--- Stored data ---
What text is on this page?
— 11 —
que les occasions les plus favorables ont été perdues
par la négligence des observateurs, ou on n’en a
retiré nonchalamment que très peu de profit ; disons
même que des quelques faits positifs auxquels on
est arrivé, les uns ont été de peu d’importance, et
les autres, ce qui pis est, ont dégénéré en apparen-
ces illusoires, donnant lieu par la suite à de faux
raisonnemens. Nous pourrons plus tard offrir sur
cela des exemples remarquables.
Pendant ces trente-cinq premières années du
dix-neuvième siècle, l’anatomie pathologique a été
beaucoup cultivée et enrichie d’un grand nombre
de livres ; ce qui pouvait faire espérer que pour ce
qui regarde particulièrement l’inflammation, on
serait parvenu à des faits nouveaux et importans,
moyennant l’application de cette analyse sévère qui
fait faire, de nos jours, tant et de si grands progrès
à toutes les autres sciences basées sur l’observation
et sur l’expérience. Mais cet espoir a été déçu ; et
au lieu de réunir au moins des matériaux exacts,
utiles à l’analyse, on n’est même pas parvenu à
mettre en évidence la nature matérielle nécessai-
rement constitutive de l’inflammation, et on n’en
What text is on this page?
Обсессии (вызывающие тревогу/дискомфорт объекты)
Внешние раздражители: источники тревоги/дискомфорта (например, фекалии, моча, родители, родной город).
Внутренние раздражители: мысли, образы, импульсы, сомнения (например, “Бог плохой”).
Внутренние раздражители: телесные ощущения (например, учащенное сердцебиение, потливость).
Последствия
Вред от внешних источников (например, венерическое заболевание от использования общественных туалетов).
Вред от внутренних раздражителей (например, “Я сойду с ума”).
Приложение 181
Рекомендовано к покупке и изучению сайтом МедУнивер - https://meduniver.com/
---
--- Stored data ---
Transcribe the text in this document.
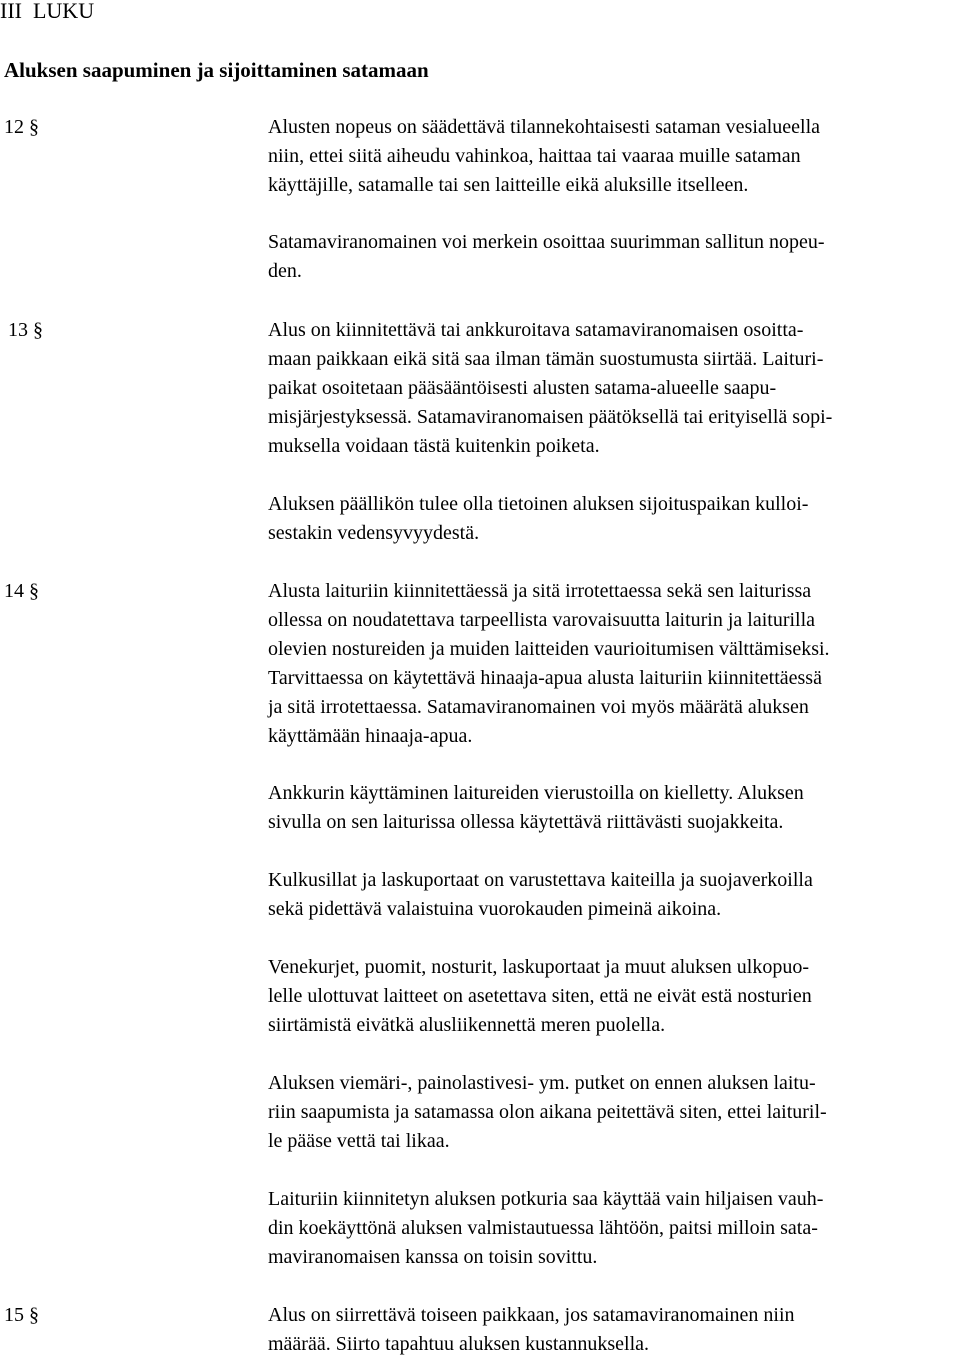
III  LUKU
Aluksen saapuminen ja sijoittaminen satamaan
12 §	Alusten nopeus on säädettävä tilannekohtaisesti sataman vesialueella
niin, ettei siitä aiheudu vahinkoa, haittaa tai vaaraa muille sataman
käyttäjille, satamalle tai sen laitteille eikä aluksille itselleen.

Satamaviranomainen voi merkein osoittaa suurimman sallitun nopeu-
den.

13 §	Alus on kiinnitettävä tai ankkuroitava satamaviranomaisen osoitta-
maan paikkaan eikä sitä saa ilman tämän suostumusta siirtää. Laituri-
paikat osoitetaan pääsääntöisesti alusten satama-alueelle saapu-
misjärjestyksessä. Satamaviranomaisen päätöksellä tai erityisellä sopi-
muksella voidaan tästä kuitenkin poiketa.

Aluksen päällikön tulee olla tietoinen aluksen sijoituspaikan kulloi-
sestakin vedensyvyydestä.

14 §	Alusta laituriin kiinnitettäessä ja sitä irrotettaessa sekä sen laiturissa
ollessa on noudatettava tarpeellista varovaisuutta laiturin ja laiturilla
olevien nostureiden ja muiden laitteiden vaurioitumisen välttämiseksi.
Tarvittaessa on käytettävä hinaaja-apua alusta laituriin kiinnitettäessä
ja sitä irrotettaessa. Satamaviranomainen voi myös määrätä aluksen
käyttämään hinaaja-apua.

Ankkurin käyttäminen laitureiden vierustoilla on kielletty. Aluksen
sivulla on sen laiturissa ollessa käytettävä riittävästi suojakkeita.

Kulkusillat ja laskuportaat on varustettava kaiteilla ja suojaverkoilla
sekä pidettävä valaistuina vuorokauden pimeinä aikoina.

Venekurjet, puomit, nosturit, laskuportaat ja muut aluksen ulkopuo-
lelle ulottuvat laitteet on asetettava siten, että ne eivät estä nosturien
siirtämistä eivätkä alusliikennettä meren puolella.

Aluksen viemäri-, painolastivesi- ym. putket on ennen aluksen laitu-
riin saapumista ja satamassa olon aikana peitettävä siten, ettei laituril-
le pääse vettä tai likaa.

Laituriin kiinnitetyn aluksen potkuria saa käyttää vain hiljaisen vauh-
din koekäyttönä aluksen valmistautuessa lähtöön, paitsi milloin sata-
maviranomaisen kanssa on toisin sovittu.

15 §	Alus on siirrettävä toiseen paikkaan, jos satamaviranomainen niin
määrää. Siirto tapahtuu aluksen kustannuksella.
---
Problem ::
Going through the entries above, tally each line that has the word "ettei". Answer with the number only.

Response to this exercise ::
2